Your task is to transcribe the records exactly, skipping every image.

=== Records for this exercise ===
════════════════

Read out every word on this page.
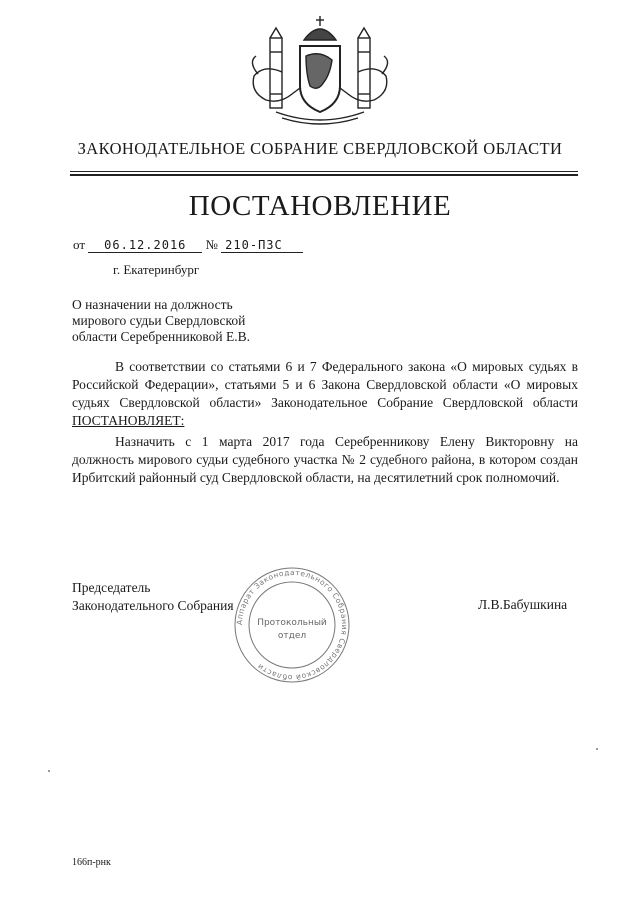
ЗАКОНОДАТЕЛЬНОЕ СОБРАНИЕ СВЕРДЛОВСКОЙ ОБЛАСТИ
ПОСТАНОВЛЕНИЕ
от 06.12.2016 № 210-ПЗС
г. Екатеринбург
О назначении на должность
мирового судьи Свердловской
области Серебренниковой Е.В.
В соответствии со статьями 6 и 7 Федерального закона «О мировых судьях в Российской Федерации», статьями 5 и 6 Закона Свердловской области «О мировых судьях Свердловской области» Законодательное Собрание Свердловской области ПОСТАНОВЛЯЕТ:
Назначить с 1 марта 2017 года Серебренникову Елену Викторовну на должность мирового судьи судебного участка № 2 судебного района, в котором создан Ирбитский районный суд Свердловской области, на десятилетний срок полномочий.
Председатель
Законодательного Собрания	Л.В.Бабушкина
Аппарат Законодательного Собрания Свердловской области
Протокольный
отдел
166п-рнк
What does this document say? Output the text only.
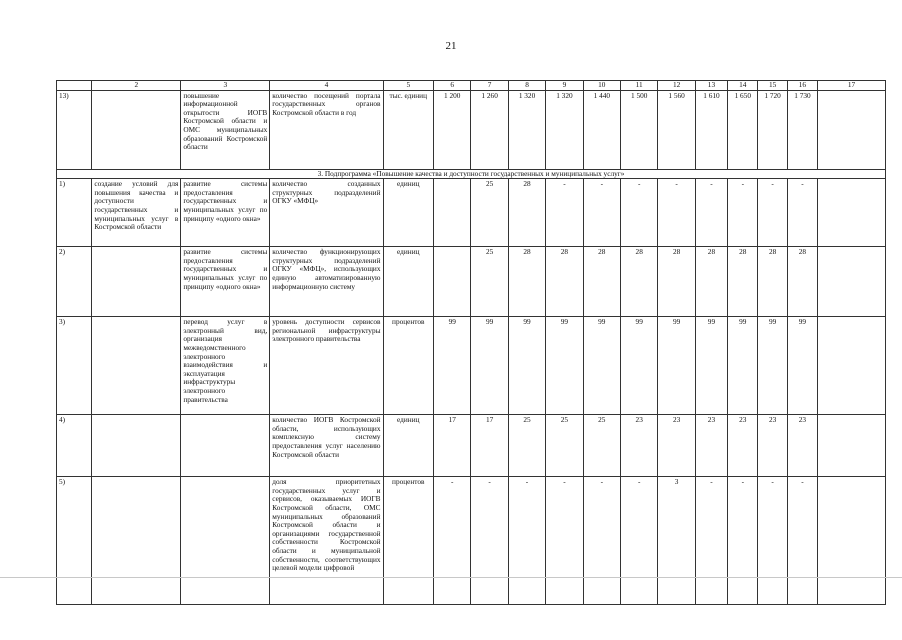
21
	2	3	4	5	6	7	8	9	10	11	12	13	14	15	16	17
13)		повышение информационной открытости ИОГВ Костромской области и ОМС муниципальных образований Костромской области	количество посещений портала государственных органов Костромской области в год	тыс. единиц	1 200	1 260	1 320	1 320	1 440	1 500	1 560	1 610	1 650	1 720	1 730	
3. Подпрограмма «Повышение качества и доступности государственных и муниципальных услуг»																
1)	создание условий для повышения качества и доступности государственных и муниципальных услуг в Костромской области	развитие системы предоставления государственных и муниципальных услуг по принципу «одного окна»	количество созданных структурных подразделений ОГКУ «МФЦ»	единиц		25	28	-	-	-	-	-	-	-	-	
2)		развитие системы предоставления государственных и муниципальных услуг по принципу «одного окна»	количество функционирующих структурных подразделений ОГКУ «МФЦ», использующих единую автоматизированную информационную систему	единиц		25	28	28	28	28	28	28	28	28	28	
3)		перевод услуг в электронный вид, организация межведомственного электронного взаимодействия и эксплуатация инфраструктуры электронного правительства	уровень доступности сервисов региональной инфраструктуры электронного правительства	процентов	99	99	99	99	99	99	99	99	99	99	99	
4)			количество ИОГВ Костромской области, использующих комплексную систему предоставления услуг населению Костромской области	единиц	17	17	25	25	25	23	23	23	23	23	23	
5)			доля приоритетных государственных услуг и сервисов, оказываемых ИОГВ Костромской области, ОМС муниципальных образований Костромской области и организациями государственной собственности Костромской области и муниципальной собственности, соответствующих целевой модели цифровой	процентов	-	-	-	-	-	-	3	-	-	-	-	
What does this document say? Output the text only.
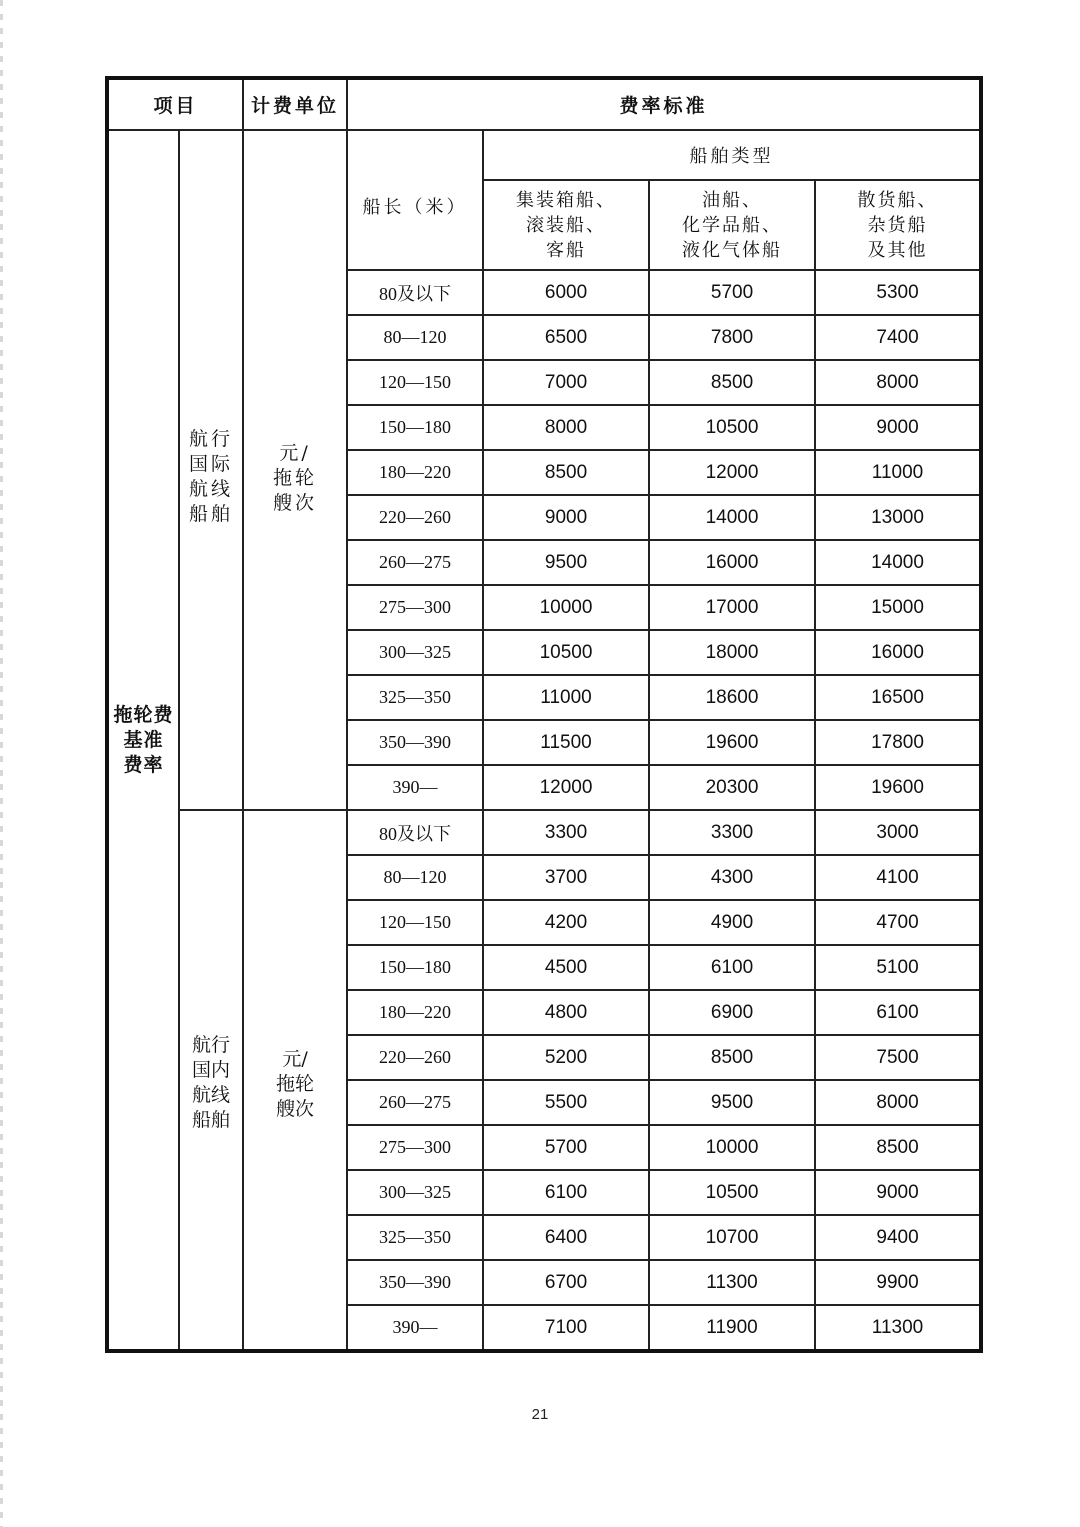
项目		计费单位	费率标准			

拖轮费
基准
费率	航行
国际
航线
船舶	元/
拖轮
艘次	船长（米）	船舶类型		

				集装箱船、
滚装船、
客船	油船、
化学品船、
液化气体船	散货船、
杂货船
及其他

			80及以下	6000	5700	5300
			80—120	6500	7800	7400
			120—150	7000	8500	8000
			150—180	8000	10500	9000
			180—220	8500	12000	11000
			220—260	9000	14000	13000
			260—275	9500	16000	14000
			275—300	10000	17000	15000
			300—325	10500	18000	16000
			325—350	11000	18600	16500
			350—390	11500	19600	17800
			390—	12000	20300	19600

	航行
国内
航线
船舶	元/
拖轮
艘次	80及以下	3300	3300	3000
			80—120	3700	4300	4100
			120—150	4200	4900	4700
			150—180	4500	6100	5100
			180—220	4800	6900	6100
			220—260	5200	8500	7500
			260—275	5500	9500	8000
			275—300	5700	10000	8500
			300—325	6100	10500	9000
			325—350	6400	10700	9400
			350—390	6700	11300	9900
			390—	7100	11900	11300
21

════════════════

=== Result of the exercise ===
Read out every word on this page.
ЗАКОНОДАТЕЛЬНОЕ СОБРАНИЕ СВЕРДЛОВСКОЙ ОБЛАСТИ
ПОСТАНОВЛЕНИЕ
от 06.12.2016 № 210-ПЗС
г. Екатеринбург
О назначении на должность
мирового судьи Свердловской
области Серебренниковой Е.В.
В соответствии со статьями 6 и 7 Федерального закона «О мировых судьях в Российской Федерации», статьями 5 и 6 Закона Свердловской области «О мировых судьях Свердловской области» Законодательное Собрание Свердловской области ПОСТАНОВЛЯЕТ:
Назначить с 1 марта 2017 года Серебренникову Елену Викторовну на должность мирового судьи судебного участка № 2 судебного района, в котором создан Ирбитский районный суд Свердловской области, на десятилетний срок полномочий.
Председатель
Законодательного Собрания	Л.В.Бабушкина
Аппарат Законодательного Собрания Свердловской области
Протокольный
отдел
166п-рнк
What does this document say? Output the text only.
21
	2	3	4	5	6	7	8	9	10	11	12	13	14	15	16	17
13)		повышение информационной открытости ИОГВ Костромской области и ОМС муниципальных образований Костромской области	количество посещений портала государственных органов Костромской области в год	тыс. единиц	1 200	1 260	1 320	1 320	1 440	1 500	1 560	1 610	1 650	1 720	1 730	
3. Подпрограмма «Повышение качества и доступности государственных и муниципальных услуг»																
1)	создание условий для повышения качества и доступности государственных и муниципальных услуг в Костромской области	развитие системы предоставления государственных и муниципальных услуг по принципу «одного окна»	количество созданных структурных подразделений ОГКУ «МФЦ»	единиц		25	28	-	-	-	-	-	-	-	-	
2)		развитие системы предоставления государственных и муниципальных услуг по принципу «одного окна»	количество функционирующих структурных подразделений ОГКУ «МФЦ», использующих единую автоматизированную информационную систему	единиц		25	28	28	28	28	28	28	28	28	28	
3)		перевод услуг в электронный вид, организация межведомственного электронного взаимодействия и эксплуатация инфраструктуры электронного правительства	уровень доступности сервисов региональной инфраструктуры электронного правительства	процентов	99	99	99	99	99	99	99	99	99	99	99	
4)			количество ИОГВ Костромской области, использующих комплексную систему предоставления услуг населению Костромской области	единиц	17	17	25	25	25	23	23	23	23	23	23	
5)			доля приоритетных государственных услуг и сервисов, оказываемых ИОГВ Костромской области, ОМС муниципальных образований Костромской области и организациями государственной собственности Костромской области и муниципальной собственности, соответствующих целевой модели цифровой	процентов	-	-	-	-	-	-	3	-	-	-	-	
What does this document say? Output the text only.
项目		计费单位	费率标准			

拖轮费
基准
费率	航行
国际
航线
船舶	元/
拖轮
艘次	船长（米）	船舶类型		

				集装箱船、
滚装船、
客船	油船、
化学品船、
液化气体船	散货船、
杂货船
及其他

			80及以下	6000	5700	5300
			80—120	6500	7800	7400
			120—150	7000	8500	8000
			150—180	8000	10500	9000
			180—220	8500	12000	11000
			220—260	9000	14000	13000
			260—275	9500	16000	14000
			275—300	10000	17000	15000
			300—325	10500	18000	16000
			325—350	11000	18600	16500
			350—390	11500	19600	17800
			390—	12000	20300	19600

	航行
国内
航线
船舶	元/
拖轮
艘次	80及以下	3300	3300	3000
			80—120	3700	4300	4100
			120—150	4200	4900	4700
			150—180	4500	6100	5100
			180—220	4800	6900	6100
			220—260	5200	8500	7500
			260—275	5500	9500	8000
			275—300	5700	10000	8500
			300—325	6100	10500	9000
			325—350	6400	10700	9400
			350—390	6700	11300	9900
			390—	7100	11900	11300
21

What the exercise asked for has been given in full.